> **REQUIREMENT**
How many lines in the records below hold the string "that"? Answer with the number alone.

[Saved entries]
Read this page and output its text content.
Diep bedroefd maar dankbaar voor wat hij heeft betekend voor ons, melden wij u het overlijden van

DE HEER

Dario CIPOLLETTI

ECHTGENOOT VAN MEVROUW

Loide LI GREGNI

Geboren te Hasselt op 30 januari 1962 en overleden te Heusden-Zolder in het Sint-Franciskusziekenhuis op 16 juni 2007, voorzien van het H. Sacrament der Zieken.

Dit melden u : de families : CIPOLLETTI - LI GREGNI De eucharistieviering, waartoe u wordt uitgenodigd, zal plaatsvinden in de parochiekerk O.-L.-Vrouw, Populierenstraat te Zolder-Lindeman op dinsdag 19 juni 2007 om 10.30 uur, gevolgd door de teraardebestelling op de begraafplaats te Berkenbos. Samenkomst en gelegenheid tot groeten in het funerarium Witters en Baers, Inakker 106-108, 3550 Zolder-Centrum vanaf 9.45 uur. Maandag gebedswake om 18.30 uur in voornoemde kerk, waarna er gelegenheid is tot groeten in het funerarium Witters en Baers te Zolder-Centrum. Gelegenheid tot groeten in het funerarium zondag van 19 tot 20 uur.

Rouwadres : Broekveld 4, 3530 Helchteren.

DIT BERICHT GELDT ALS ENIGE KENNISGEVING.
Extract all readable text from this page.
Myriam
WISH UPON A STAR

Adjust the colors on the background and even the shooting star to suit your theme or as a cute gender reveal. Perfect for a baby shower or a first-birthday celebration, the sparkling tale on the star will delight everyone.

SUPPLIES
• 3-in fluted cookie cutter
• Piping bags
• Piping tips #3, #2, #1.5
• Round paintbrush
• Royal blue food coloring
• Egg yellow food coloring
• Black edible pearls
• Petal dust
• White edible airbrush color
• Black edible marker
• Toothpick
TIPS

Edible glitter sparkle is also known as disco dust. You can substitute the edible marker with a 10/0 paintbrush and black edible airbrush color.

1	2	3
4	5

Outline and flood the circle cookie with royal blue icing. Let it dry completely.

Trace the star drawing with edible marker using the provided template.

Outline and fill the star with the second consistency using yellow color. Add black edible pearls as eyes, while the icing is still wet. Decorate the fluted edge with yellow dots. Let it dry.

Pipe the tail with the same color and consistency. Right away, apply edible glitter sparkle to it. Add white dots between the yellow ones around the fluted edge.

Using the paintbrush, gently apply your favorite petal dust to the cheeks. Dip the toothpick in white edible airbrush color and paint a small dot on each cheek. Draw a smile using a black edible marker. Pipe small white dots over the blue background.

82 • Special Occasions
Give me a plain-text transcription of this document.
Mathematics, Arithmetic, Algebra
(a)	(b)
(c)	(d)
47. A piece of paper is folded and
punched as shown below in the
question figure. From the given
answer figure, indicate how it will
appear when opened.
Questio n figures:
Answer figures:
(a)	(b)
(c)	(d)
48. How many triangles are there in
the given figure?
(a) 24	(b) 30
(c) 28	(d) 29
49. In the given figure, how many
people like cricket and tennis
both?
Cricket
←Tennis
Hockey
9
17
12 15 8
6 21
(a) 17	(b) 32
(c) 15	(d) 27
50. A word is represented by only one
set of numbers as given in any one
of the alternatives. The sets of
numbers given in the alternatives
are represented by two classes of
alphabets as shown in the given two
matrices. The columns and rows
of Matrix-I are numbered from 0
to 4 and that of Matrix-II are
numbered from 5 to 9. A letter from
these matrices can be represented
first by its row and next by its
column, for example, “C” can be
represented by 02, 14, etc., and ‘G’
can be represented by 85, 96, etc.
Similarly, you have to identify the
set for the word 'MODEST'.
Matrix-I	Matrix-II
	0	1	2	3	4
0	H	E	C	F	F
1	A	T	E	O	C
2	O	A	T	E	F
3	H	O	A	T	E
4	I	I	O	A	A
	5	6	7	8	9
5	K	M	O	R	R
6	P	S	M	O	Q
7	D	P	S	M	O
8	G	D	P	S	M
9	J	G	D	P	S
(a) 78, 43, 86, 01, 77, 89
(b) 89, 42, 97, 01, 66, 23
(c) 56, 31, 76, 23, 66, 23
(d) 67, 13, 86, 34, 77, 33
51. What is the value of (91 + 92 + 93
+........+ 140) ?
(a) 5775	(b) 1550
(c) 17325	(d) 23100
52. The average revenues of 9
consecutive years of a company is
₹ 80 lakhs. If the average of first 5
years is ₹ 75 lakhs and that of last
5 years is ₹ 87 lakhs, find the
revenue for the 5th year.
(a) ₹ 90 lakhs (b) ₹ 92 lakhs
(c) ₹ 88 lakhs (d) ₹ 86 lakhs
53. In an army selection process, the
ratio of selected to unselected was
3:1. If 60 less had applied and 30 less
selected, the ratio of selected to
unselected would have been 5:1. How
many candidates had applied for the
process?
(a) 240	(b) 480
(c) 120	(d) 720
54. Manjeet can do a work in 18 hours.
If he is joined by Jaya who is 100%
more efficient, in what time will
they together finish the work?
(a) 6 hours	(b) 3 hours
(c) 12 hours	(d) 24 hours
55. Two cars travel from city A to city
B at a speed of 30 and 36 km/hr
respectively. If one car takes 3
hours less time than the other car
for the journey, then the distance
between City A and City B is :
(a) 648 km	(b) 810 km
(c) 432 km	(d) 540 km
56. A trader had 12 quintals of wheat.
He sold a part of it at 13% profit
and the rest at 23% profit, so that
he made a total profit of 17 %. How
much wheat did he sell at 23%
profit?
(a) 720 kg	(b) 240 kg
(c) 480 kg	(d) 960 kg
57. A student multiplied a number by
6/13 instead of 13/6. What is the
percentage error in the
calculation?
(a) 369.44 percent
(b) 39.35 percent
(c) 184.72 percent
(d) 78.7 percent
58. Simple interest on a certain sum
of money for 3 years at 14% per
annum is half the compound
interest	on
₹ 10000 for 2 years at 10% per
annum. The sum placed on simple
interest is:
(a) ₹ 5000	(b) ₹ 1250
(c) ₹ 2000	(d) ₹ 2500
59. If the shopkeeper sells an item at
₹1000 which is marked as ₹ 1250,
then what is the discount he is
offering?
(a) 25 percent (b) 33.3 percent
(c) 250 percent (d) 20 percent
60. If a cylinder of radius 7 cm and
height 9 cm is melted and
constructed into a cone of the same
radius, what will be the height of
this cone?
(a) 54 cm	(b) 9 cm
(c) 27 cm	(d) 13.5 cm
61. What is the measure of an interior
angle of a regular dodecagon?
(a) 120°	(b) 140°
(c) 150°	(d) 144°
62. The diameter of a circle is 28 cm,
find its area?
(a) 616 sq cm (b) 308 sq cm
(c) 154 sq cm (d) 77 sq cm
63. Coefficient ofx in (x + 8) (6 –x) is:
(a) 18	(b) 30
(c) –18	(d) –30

> **SOLUTION TO THIS EXERCISE**
3